— TASK PROMPT —
Echo every line of the following material verbatim.

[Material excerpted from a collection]
————————
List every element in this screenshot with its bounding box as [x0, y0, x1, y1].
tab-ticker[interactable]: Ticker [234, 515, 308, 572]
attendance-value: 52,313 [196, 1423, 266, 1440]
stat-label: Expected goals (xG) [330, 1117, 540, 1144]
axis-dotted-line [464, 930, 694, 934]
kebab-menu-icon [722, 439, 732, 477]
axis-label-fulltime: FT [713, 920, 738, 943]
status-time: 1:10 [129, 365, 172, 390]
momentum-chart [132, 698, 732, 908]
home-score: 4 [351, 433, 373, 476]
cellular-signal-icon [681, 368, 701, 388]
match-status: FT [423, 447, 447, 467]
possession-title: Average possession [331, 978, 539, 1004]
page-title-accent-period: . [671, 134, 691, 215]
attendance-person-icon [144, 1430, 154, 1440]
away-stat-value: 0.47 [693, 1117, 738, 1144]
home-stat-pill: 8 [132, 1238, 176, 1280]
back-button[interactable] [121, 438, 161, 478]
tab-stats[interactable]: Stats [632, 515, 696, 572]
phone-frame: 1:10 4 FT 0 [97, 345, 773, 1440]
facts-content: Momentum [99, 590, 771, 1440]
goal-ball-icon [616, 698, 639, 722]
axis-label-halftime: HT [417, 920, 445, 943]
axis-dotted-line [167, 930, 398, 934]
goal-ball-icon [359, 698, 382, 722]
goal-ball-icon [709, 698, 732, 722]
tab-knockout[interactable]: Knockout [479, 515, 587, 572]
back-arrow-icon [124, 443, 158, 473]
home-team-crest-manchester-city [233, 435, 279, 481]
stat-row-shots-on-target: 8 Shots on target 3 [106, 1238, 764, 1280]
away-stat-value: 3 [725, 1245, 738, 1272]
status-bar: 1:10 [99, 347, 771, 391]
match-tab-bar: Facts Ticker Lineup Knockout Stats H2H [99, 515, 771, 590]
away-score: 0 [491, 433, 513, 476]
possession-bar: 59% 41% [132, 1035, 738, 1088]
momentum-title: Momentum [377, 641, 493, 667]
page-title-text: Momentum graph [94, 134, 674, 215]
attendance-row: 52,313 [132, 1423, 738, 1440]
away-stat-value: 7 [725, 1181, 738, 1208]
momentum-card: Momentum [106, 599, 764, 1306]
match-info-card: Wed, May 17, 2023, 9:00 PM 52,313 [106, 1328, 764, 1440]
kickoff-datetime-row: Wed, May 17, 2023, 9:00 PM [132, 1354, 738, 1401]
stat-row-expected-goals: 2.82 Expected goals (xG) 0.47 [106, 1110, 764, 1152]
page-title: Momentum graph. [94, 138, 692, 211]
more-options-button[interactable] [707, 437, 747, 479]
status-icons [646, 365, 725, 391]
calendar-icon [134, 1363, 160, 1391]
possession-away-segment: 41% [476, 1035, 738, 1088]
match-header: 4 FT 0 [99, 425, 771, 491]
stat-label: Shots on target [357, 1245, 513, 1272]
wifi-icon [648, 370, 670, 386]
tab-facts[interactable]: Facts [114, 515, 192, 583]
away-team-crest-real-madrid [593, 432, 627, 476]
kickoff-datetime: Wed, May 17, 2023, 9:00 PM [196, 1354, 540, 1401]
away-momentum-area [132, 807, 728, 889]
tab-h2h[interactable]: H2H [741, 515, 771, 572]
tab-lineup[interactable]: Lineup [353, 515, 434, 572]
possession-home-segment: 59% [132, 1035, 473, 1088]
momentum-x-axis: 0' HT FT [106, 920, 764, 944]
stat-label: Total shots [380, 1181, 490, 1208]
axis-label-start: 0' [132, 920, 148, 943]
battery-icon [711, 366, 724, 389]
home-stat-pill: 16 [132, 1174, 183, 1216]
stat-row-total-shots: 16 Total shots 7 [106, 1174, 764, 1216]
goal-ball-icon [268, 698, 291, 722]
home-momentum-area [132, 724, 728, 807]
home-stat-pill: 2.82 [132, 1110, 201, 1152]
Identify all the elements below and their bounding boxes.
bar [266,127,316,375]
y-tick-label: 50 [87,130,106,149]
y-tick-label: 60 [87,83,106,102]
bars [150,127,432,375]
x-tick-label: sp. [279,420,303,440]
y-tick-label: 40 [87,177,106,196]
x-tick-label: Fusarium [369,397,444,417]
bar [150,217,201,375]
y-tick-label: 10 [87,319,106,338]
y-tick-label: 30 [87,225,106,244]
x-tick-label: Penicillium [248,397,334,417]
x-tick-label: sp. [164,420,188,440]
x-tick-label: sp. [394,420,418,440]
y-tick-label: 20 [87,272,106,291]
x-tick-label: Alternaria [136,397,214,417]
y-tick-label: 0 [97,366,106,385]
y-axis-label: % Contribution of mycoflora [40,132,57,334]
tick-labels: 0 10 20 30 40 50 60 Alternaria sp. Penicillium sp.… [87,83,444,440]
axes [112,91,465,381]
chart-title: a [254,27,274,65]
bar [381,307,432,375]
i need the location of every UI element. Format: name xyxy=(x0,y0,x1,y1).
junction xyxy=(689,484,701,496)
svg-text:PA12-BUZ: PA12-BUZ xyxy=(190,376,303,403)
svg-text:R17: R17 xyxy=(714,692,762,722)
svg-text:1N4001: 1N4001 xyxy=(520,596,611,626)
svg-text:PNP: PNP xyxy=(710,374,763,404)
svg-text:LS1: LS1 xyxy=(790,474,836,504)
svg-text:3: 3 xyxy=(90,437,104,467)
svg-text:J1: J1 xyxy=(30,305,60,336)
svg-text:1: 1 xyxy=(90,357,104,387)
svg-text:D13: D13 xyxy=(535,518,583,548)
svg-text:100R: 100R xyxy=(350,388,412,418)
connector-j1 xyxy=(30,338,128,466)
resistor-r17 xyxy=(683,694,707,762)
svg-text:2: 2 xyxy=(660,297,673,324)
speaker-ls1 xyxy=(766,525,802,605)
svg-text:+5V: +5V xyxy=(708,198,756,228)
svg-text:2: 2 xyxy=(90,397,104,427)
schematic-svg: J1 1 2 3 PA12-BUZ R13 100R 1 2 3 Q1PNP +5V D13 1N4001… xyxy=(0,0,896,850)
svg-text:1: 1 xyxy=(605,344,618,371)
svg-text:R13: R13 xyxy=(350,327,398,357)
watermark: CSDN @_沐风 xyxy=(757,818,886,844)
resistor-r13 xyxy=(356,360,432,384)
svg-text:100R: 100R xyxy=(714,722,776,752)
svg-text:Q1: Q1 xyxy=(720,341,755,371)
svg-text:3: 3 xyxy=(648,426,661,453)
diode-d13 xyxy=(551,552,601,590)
————————
— RIGHT ANSWER —
List every element in this screenshot with its bounding box as [x0, y0, x1, y1].
tab-ticker[interactable]: Ticker [234, 515, 308, 572]
attendance-value: 52,313 [196, 1423, 266, 1440]
stat-label: Expected goals (xG) [330, 1117, 540, 1144]
axis-dotted-line [464, 930, 694, 934]
kebab-menu-icon [722, 439, 732, 477]
axis-label-fulltime: FT [713, 920, 738, 943]
status-time: 1:10 [129, 365, 172, 390]
momentum-chart [132, 698, 732, 908]
home-score: 4 [351, 433, 373, 476]
cellular-signal-icon [681, 368, 701, 388]
match-status: FT [423, 447, 447, 467]
possession-title: Average possession [331, 978, 539, 1004]
page-title-accent-period: . [671, 134, 691, 215]
attendance-person-icon [144, 1430, 154, 1440]
away-stat-value: 0.47 [693, 1117, 738, 1144]
home-stat-pill: 8 [132, 1238, 176, 1280]
back-button[interactable] [121, 438, 161, 478]
tab-stats[interactable]: Stats [632, 515, 696, 572]
phone-frame: 1:10 4 FT 0 [97, 345, 773, 1440]
facts-content: Momentum [99, 590, 771, 1440]
goal-ball-icon [616, 698, 639, 722]
axis-label-halftime: HT [417, 920, 445, 943]
axis-dotted-line [167, 930, 398, 934]
goal-ball-icon [359, 698, 382, 722]
goal-ball-icon [709, 698, 732, 722]
tab-knockout[interactable]: Knockout [479, 515, 587, 572]
back-arrow-icon [124, 443, 158, 473]
home-team-crest-manchester-city [233, 435, 279, 481]
stat-row-shots-on-target: 8 Shots on target 3 [106, 1238, 764, 1280]
away-stat-value: 3 [725, 1245, 738, 1272]
status-bar: 1:10 [99, 347, 771, 391]
match-tab-bar: Facts Ticker Lineup Knockout Stats H2H [99, 515, 771, 590]
away-score: 0 [491, 433, 513, 476]
possession-bar: 59% 41% [132, 1035, 738, 1088]
momentum-title: Momentum [377, 641, 493, 667]
page-title-text: Momentum graph [94, 134, 674, 215]
attendance-row: 52,313 [132, 1423, 738, 1440]
away-stat-value: 7 [725, 1181, 738, 1208]
momentum-card: Momentum [106, 599, 764, 1306]
match-info-card: Wed, May 17, 2023, 9:00 PM 52,313 [106, 1328, 764, 1440]
kickoff-datetime-row: Wed, May 17, 2023, 9:00 PM [132, 1354, 738, 1401]
stat-row-expected-goals: 2.82 Expected goals (xG) 0.47 [106, 1110, 764, 1152]
page-title: Momentum graph. [94, 138, 692, 211]
more-options-button[interactable] [707, 437, 747, 479]
status-icons [646, 365, 725, 391]
calendar-icon [134, 1363, 160, 1391]
possession-away-segment: 41% [476, 1035, 738, 1088]
match-header: 4 FT 0 [99, 425, 771, 491]
stat-label: Shots on target [357, 1245, 513, 1272]
wifi-icon [648, 370, 670, 386]
tab-facts[interactable]: Facts [114, 515, 192, 583]
away-team-crest-real-madrid [593, 432, 627, 476]
kickoff-datetime: Wed, May 17, 2023, 9:00 PM [196, 1354, 540, 1401]
away-momentum-area [132, 807, 728, 889]
tab-h2h[interactable]: H2H [741, 515, 771, 572]
tab-lineup[interactable]: Lineup [353, 515, 434, 572]
possession-home-segment: 59% [132, 1035, 473, 1088]
momentum-x-axis: 0' HT FT [106, 920, 764, 944]
stat-label: Total shots [380, 1181, 490, 1208]
axis-label-start: 0' [132, 920, 148, 943]
battery-icon [711, 366, 724, 389]
home-stat-pill: 16 [132, 1174, 183, 1216]
stat-row-total-shots: 16 Total shots 7 [106, 1174, 764, 1216]
goal-ball-icon [268, 698, 291, 722]
home-momentum-area [132, 724, 728, 807]
home-stat-pill: 2.82 [132, 1110, 201, 1152]
Identify all the elements below and their bounding boxes.
bar [266,127,316,375]
y-tick-label: 50 [87,130,106,149]
y-tick-label: 60 [87,83,106,102]
bars [150,127,432,375]
x-tick-label: sp. [279,420,303,440]
y-tick-label: 40 [87,177,106,196]
x-tick-label: Fusarium [369,397,444,417]
bar [150,217,201,375]
y-tick-label: 10 [87,319,106,338]
y-tick-label: 30 [87,225,106,244]
x-tick-label: Penicillium [248,397,334,417]
x-tick-label: sp. [164,420,188,440]
x-tick-label: sp. [394,420,418,440]
y-tick-label: 20 [87,272,106,291]
x-tick-label: Alternaria [136,397,214,417]
y-tick-label: 0 [97,366,106,385]
y-axis-label: % Contribution of mycoflora [40,132,57,334]
tick-labels: 0 10 20 30 40 50 60 Alternaria sp. Penicillium sp.… [87,83,444,440]
axes [112,91,465,381]
chart-title: a [254,27,274,65]
bar [381,307,432,375]
i need the location of every UI element. Format: name xyxy=(x0,y0,x1,y1).
junction xyxy=(689,484,701,496)
svg-text:PA12-BUZ: PA12-BUZ xyxy=(190,376,303,403)
svg-text:R17: R17 xyxy=(714,692,762,722)
svg-text:1N4001: 1N4001 xyxy=(520,596,611,626)
svg-text:PNP: PNP xyxy=(710,374,763,404)
svg-text:LS1: LS1 xyxy=(790,474,836,504)
svg-text:3: 3 xyxy=(90,437,104,467)
svg-text:J1: J1 xyxy=(30,305,60,336)
svg-text:1: 1 xyxy=(90,357,104,387)
svg-text:D13: D13 xyxy=(535,518,583,548)
svg-text:100R: 100R xyxy=(350,388,412,418)
connector-j1 xyxy=(30,338,128,466)
resistor-r17 xyxy=(683,694,707,762)
svg-text:2: 2 xyxy=(660,297,673,324)
speaker-ls1 xyxy=(766,525,802,605)
svg-text:+5V: +5V xyxy=(708,198,756,228)
svg-text:2: 2 xyxy=(90,397,104,427)
schematic-svg: J1 1 2 3 PA12-BUZ R13 100R 1 2 3 Q1PNP +5V D13 1N4001… xyxy=(0,0,896,850)
svg-text:1: 1 xyxy=(605,344,618,371)
svg-text:R13: R13 xyxy=(350,327,398,357)
watermark: CSDN @_沐风 xyxy=(757,818,886,844)
resistor-r13 xyxy=(356,360,432,384)
svg-text:100R: 100R xyxy=(714,722,776,752)
svg-text:Q1: Q1 xyxy=(720,341,755,371)
svg-text:3: 3 xyxy=(648,426,661,453)
diode-d13 xyxy=(551,552,601,590)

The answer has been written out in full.